Recorded data
•••••
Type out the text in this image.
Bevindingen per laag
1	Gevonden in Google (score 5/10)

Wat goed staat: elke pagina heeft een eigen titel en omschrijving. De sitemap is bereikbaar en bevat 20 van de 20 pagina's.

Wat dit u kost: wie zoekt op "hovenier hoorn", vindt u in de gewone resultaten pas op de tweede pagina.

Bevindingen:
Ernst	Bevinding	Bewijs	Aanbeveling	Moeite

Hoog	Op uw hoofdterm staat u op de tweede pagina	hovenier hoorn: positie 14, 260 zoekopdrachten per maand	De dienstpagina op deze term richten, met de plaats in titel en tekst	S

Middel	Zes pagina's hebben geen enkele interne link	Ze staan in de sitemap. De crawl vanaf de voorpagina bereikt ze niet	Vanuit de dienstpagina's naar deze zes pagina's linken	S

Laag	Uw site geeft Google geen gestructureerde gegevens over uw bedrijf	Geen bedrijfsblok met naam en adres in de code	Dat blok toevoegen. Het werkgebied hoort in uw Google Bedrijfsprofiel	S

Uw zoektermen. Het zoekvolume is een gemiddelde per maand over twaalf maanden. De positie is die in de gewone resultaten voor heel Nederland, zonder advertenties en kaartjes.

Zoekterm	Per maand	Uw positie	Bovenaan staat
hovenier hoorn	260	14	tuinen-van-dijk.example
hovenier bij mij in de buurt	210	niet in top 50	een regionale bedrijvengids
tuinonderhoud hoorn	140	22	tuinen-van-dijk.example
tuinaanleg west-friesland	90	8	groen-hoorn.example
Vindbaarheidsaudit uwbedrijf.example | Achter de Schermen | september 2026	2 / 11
•••••
Problem to work on =>
Print the whole listing again, exactly.

Answer for this exercise =>
Type out the text in this image.
Bevindingen per laag
1	Gevonden in Google (score 5/10)

Wat goed staat: elke pagina heeft een eigen titel en omschrijving. De sitemap is bereikbaar en bevat 20 van de 20 pagina's.

Wat dit u kost: wie zoekt op "hovenier hoorn", vindt u in de gewone resultaten pas op de tweede pagina.

Bevindingen:
Ernst	Bevinding	Bewijs	Aanbeveling	Moeite

Hoog	Op uw hoofdterm staat u op de tweede pagina	hovenier hoorn: positie 14, 260 zoekopdrachten per maand	De dienstpagina op deze term richten, met de plaats in titel en tekst	S

Middel	Zes pagina's hebben geen enkele interne link	Ze staan in de sitemap. De crawl vanaf de voorpagina bereikt ze niet	Vanuit de dienstpagina's naar deze zes pagina's linken	S

Laag	Uw site geeft Google geen gestructureerde gegevens over uw bedrijf	Geen bedrijfsblok met naam en adres in de code	Dat blok toevoegen. Het werkgebied hoort in uw Google Bedrijfsprofiel	S

Uw zoektermen. Het zoekvolume is een gemiddelde per maand over twaalf maanden. De positie is die in de gewone resultaten voor heel Nederland, zonder advertenties en kaartjes.

Zoekterm	Per maand	Uw positie	Bovenaan staat
hovenier hoorn	260	14	tuinen-van-dijk.example
hovenier bij mij in de buurt	210	niet in top 50	een regionale bedrijvengids
tuinonderhoud hoorn	140	22	tuinen-van-dijk.example
tuinaanleg west-friesland	90	8	groen-hoorn.example
Vindbaarheidsaudit uwbedrijf.example | Achter de Schermen | september 2026	2 / 11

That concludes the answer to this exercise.